## EXERCISE BRIEF
Go through the listing and set it down exactly, leaving out its pictures.

Dataset records:
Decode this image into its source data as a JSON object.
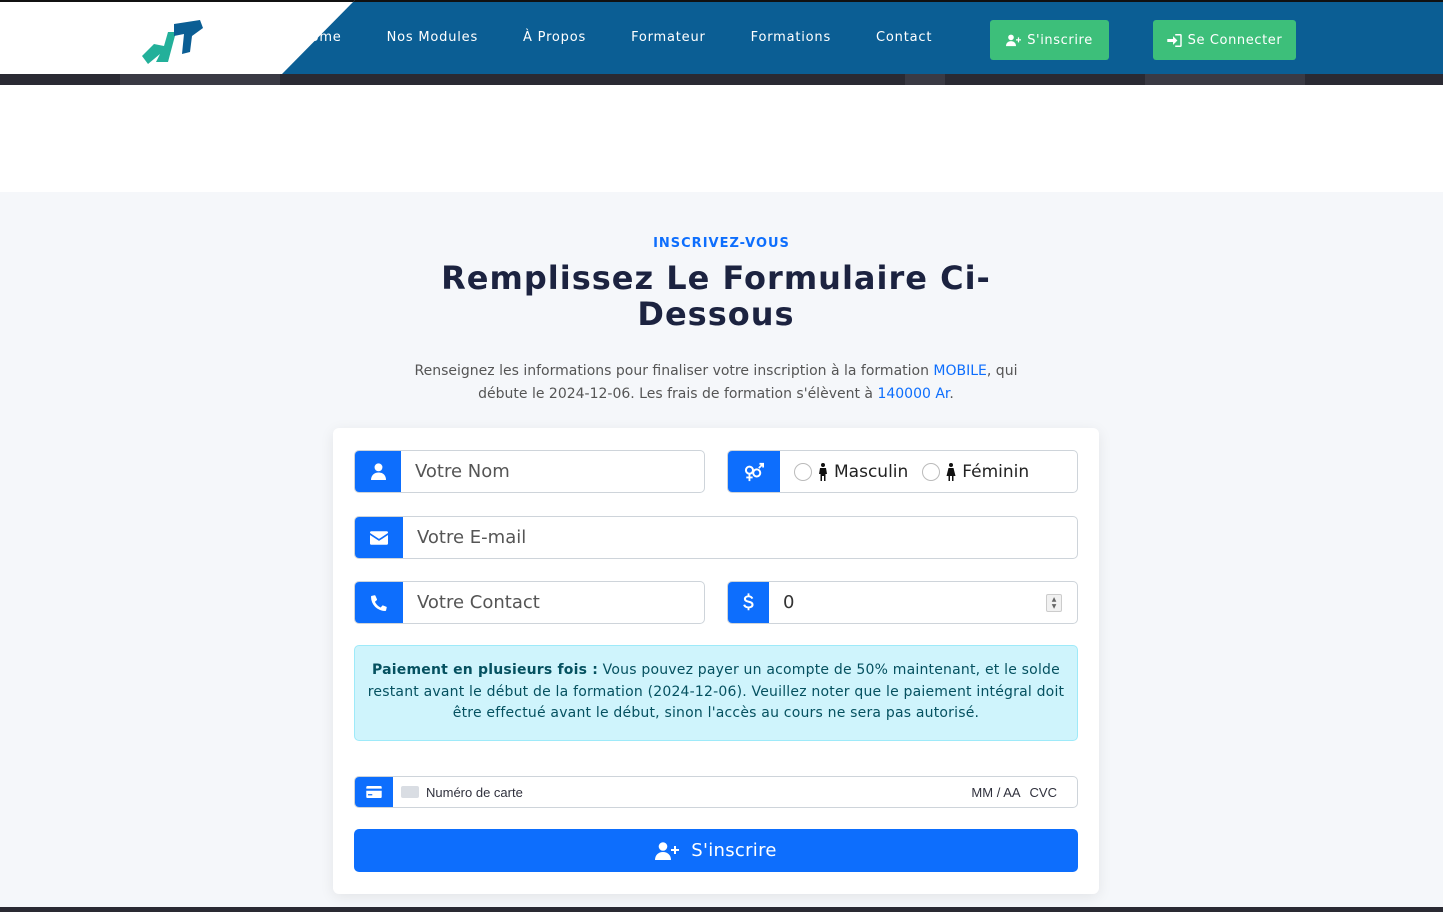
{
  "colors": {
    "nav_bg": "#0b5e94",
    "accent": "#0d6efd",
    "nav_button": "#3dbf7a",
    "alert_bg": "#cff4fc",
    "alert_text": "#055160"
  },
  "header": {
    "logo_icon": "logo-mark",
    "nav": [
      "Home",
      "Nos Modules",
      "À Propos",
      "Formateur",
      "Formations",
      "Contact"
    ],
    "signup_label": "S'inscrire",
    "login_label": "Se Connecter"
  },
  "section": {
    "eyebrow": "INSCRIVEZ-VOUS",
    "title": "Remplissez Le Formulaire Ci-Dessous",
    "desc_part1": "Renseignez les informations pour finaliser votre inscription à la formation ",
    "course_name": "MOBILE",
    "desc_part2": ", qui débute le 2024-12-06. Les frais de formation s'élèvent à ",
    "fee": "140000 Ar",
    "desc_part3": "."
  },
  "form": {
    "name_placeholder": "Votre Nom",
    "gender_options": [
      "Masculin",
      "Féminin"
    ],
    "email_placeholder": "Votre E-mail",
    "contact_placeholder": "Votre Contact",
    "amount_value": "0",
    "alert_bold": "Paiement en plusieurs fois :",
    "alert_text": " Vous pouvez payer un acompte de 50% maintenant, et le solde restant avant le début de la formation (2024-12-06). Veuillez noter que le paiement intégral doit être effectué avant le début, sinon l'accès au cours ne sera pas autorisé.",
    "card_number_placeholder": "Numéro de carte",
    "card_expiry_placeholder": "MM / AA",
    "card_cvc_placeholder": "CVC",
    "submit_label": "S'inscrire"
  }
}
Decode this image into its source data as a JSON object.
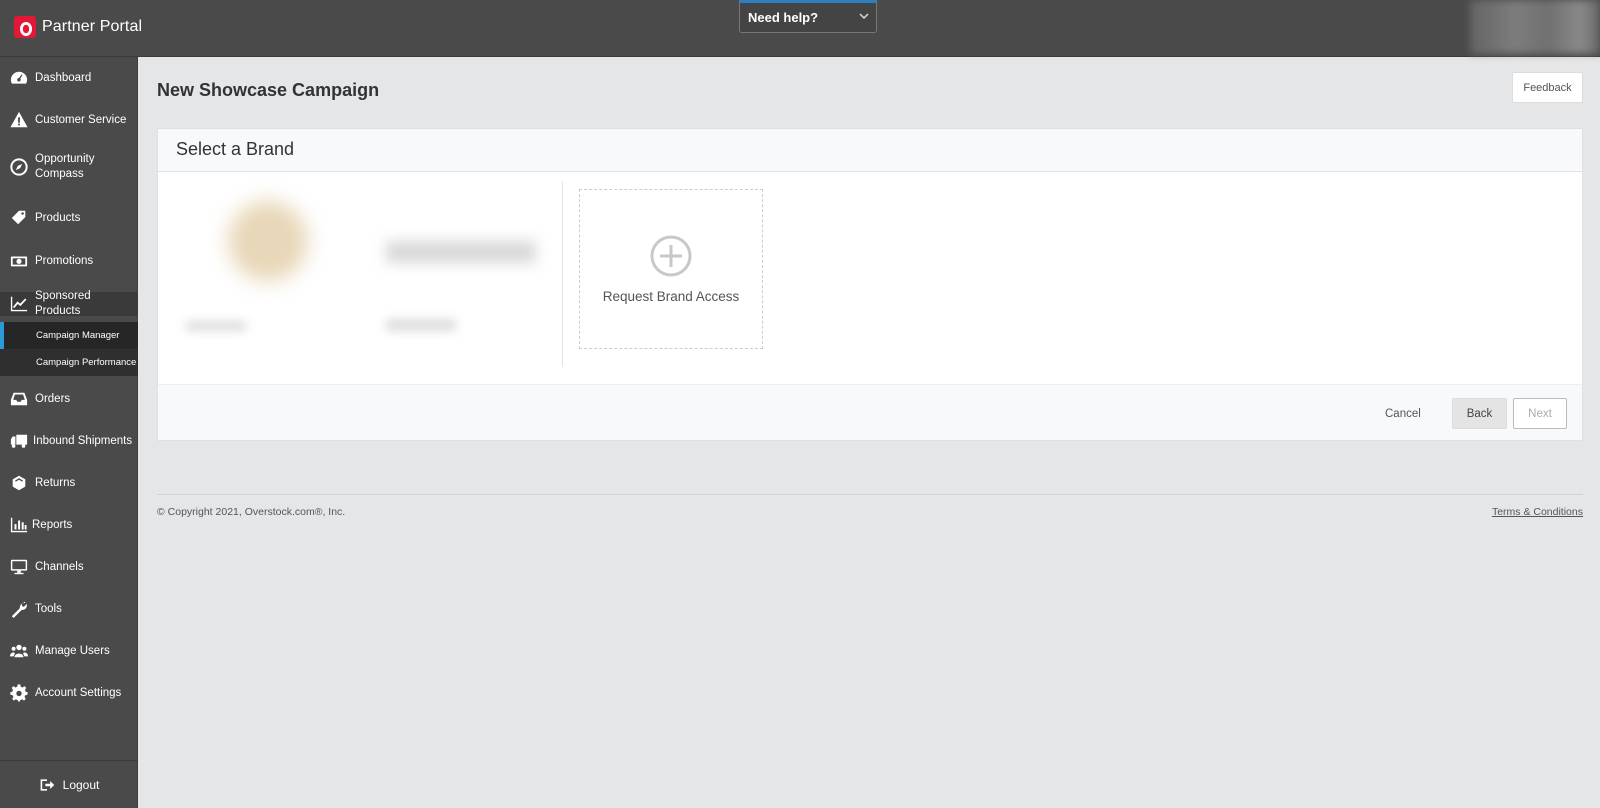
{
  "app": {
    "title": "Partner Portal",
    "brand_color": "#e31837"
  },
  "header": {
    "help_label": "Need help?"
  },
  "sidebar": {
    "items": [
      {
        "label": "Dashboard",
        "icon": "dashboard-icon"
      },
      {
        "label": "Customer Service",
        "icon": "warning-icon"
      },
      {
        "label": "Opportunity Compass",
        "icon": "compass-icon"
      },
      {
        "label": "Products",
        "icon": "tag-icon"
      },
      {
        "label": "Promotions",
        "icon": "money-icon"
      },
      {
        "label": "Sponsored Products",
        "icon": "chart-line-icon"
      },
      {
        "label": "Orders",
        "icon": "inbox-icon"
      },
      {
        "label": "Inbound Shipments",
        "icon": "truck-icon"
      },
      {
        "label": "Returns",
        "icon": "returns-icon"
      },
      {
        "label": "Reports",
        "icon": "bar-chart-icon"
      },
      {
        "label": "Channels",
        "icon": "monitor-icon"
      },
      {
        "label": "Tools",
        "icon": "wrench-icon"
      },
      {
        "label": "Manage Users",
        "icon": "users-icon"
      },
      {
        "label": "Account Settings",
        "icon": "gear-icon"
      }
    ],
    "sub_items": [
      {
        "label": "Campaign Manager"
      },
      {
        "label": "Campaign Performance"
      }
    ],
    "logout_label": "Logout"
  },
  "main": {
    "title": "New Showcase Campaign",
    "feedback_label": "Feedback",
    "panel_title": "Select a Brand",
    "request_access_label": "Request Brand Access",
    "buttons": {
      "cancel": "Cancel",
      "back": "Back",
      "next": "Next"
    }
  },
  "footer": {
    "copyright": "© Copyright 2021, Overstock.com®, Inc.",
    "terms": "Terms & Conditions"
  }
}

## SOLVED PROBLEM
Decode this image into its source data as a JSON object.
{
  "colors": {
    "nav_bg": "#0b5e94",
    "accent": "#0d6efd",
    "nav_button": "#3dbf7a",
    "alert_bg": "#cff4fc",
    "alert_text": "#055160"
  },
  "header": {
    "logo_icon": "logo-mark",
    "nav": [
      "Home",
      "Nos Modules",
      "À Propos",
      "Formateur",
      "Formations",
      "Contact"
    ],
    "signup_label": "S'inscrire",
    "login_label": "Se Connecter"
  },
  "section": {
    "eyebrow": "INSCRIVEZ-VOUS",
    "title": "Remplissez Le Formulaire Ci-Dessous",
    "desc_part1": "Renseignez les informations pour finaliser votre inscription à la formation ",
    "course_name": "MOBILE",
    "desc_part2": ", qui débute le 2024-12-06. Les frais de formation s'élèvent à ",
    "fee": "140000 Ar",
    "desc_part3": "."
  },
  "form": {
    "name_placeholder": "Votre Nom",
    "gender_options": [
      "Masculin",
      "Féminin"
    ],
    "email_placeholder": "Votre E-mail",
    "contact_placeholder": "Votre Contact",
    "amount_value": "0",
    "alert_bold": "Paiement en plusieurs fois :",
    "alert_text": " Vous pouvez payer un acompte de 50% maintenant, et le solde restant avant le début de la formation (2024-12-06). Veuillez noter que le paiement intégral doit être effectué avant le début, sinon l'accès au cours ne sera pas autorisé.",
    "card_number_placeholder": "Numéro de carte",
    "card_expiry_placeholder": "MM / AA",
    "card_cvc_placeholder": "CVC",
    "submit_label": "S'inscrire"
  }
}
Decode this image into its source data as a JSON object.
{
  "app": {
    "title": "Partner Portal",
    "brand_color": "#e31837"
  },
  "header": {
    "help_label": "Need help?"
  },
  "sidebar": {
    "items": [
      {
        "label": "Dashboard",
        "icon": "dashboard-icon"
      },
      {
        "label": "Customer Service",
        "icon": "warning-icon"
      },
      {
        "label": "Opportunity Compass",
        "icon": "compass-icon"
      },
      {
        "label": "Products",
        "icon": "tag-icon"
      },
      {
        "label": "Promotions",
        "icon": "money-icon"
      },
      {
        "label": "Sponsored Products",
        "icon": "chart-line-icon"
      },
      {
        "label": "Orders",
        "icon": "inbox-icon"
      },
      {
        "label": "Inbound Shipments",
        "icon": "truck-icon"
      },
      {
        "label": "Returns",
        "icon": "returns-icon"
      },
      {
        "label": "Reports",
        "icon": "bar-chart-icon"
      },
      {
        "label": "Channels",
        "icon": "monitor-icon"
      },
      {
        "label": "Tools",
        "icon": "wrench-icon"
      },
      {
        "label": "Manage Users",
        "icon": "users-icon"
      },
      {
        "label": "Account Settings",
        "icon": "gear-icon"
      }
    ],
    "sub_items": [
      {
        "label": "Campaign Manager"
      },
      {
        "label": "Campaign Performance"
      }
    ],
    "logout_label": "Logout"
  },
  "main": {
    "title": "New Showcase Campaign",
    "feedback_label": "Feedback",
    "panel_title": "Select a Brand",
    "request_access_label": "Request Brand Access",
    "buttons": {
      "cancel": "Cancel",
      "back": "Back",
      "next": "Next"
    }
  },
  "footer": {
    "copyright": "© Copyright 2021, Overstock.com®, Inc.",
    "terms": "Terms & Conditions"
  }
}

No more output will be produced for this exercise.